- Tâches demandées -
1/ Dans l'extrait sur la pulsion sadique, relevez tout ce que le texte dit « voir poindre ».
2/ Pour chacune des affirmations suivantes, indiquez par oui ou par non si elle concorde avec l'extrait sur la pulsion sadique, en citant textuellement les mots qui en décident. (a) Chez le personnage, la pulsion sadique est entièrement sublimée. (b) Le tempérament d'un grand chirurgien diffère peu de celui d'un dangereux sadique. (c) Le commun des mortels connaît le fondement du comportement humain.
3/ Poursuivez le texte sur la pulsion sadique du chirurgien à partir de sa dernière phrase.

La pulsion dominante qui articule son personnage d’homme et de chirurgien est la pulsion sadique. Chez lui, elle est partiellement sublimée. Partiellement, car nous voyons poindre les débordements, les excès... les risques.
Il n’est pas grande différence de tempérament entre un grand chirurgien et un dangereux sadique, criminel ou gangster. La structure du caractère fait la différence dans l’apport culturel, éducatif, dans la construction de l’éthique, la chance... nous sommes vulnérables.
Je pourrais fournir beaucoup d’exemples crapuleux qui déconcertent le commun des mortels, parce qu’il ignore le fondement du comportement humain. Peut-être que ça l’arrange, au fond, il ne veut rien savoir, prisonnier qu’il est des croyances éducatives.

- Données fournies -
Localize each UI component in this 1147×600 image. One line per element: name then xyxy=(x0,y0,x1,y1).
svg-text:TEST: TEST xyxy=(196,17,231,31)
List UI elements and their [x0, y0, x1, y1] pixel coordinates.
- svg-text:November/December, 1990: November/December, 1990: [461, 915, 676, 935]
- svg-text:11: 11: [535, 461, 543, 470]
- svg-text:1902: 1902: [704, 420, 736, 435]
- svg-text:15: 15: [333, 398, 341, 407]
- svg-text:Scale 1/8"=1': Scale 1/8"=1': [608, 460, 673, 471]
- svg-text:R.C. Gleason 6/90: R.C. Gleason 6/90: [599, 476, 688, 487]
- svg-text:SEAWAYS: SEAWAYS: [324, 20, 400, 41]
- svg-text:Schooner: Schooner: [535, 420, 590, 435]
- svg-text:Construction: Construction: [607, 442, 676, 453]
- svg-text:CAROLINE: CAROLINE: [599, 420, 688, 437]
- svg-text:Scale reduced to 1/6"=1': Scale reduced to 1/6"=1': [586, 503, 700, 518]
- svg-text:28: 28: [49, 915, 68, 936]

- Réponses par tâche -
1/ les débordements, les excès, les risques

2/
(a) Non : « Chez lui, elle est partiellement sublimée. »
(b) Oui : « Il n’est pas grande différence de tempérament entre un grand chirurgien et un dangereux sadique »
(c) Non : « parce qu’il ignore le fondement du comportement humain »

3/
Berg, cet idéaliste insouciant, cet homme de génie a, entre autres talents, celui de bien jouer au poker. Dans cette petite ville de province, il faut bien flirter avec le jeu. Les distractions ne sont pas nombreuses. Actif, combattif, il est aussi redoutable stratège, seulement pour la gloire, pour le plaisir. C’est un flambeur majuscule, c’est pour le plaisir qu’il triche, pour emmerder ces gros cons de bourgeois assoupis dans l’alcool... pense-t-il.
Les gros cons de bourgeois, qu’il fustige avec panache, comme un Don Quichotte de province, ont l’intelligence de la basse besogne. Celle des faibles, des médiocres, qui patiemment et attentivement, entassent leurs preuves d’épiciers détaillants, comptables des larcins qui leur sont familiers.
Doucement, innocemment la toile se tisse. Il est tellement sûr de lui, ce chevalier des temps modernes, avec ses grands gestes généreux, quelquefois désordonnés. Hors du bloc opératoire, le royaume qui le grandit et l’investit d’un pouvoir sur la vie. D’un pouvoir sur sa vie, celui d’adhérer majestueusement à sa plus belle identité d’homme.
Son arrogance et sa violence verbale à l’endroit de ses patrons, qu’il méprise sans vergogne, fournissent aux comploteurs blessés des armes redoutables.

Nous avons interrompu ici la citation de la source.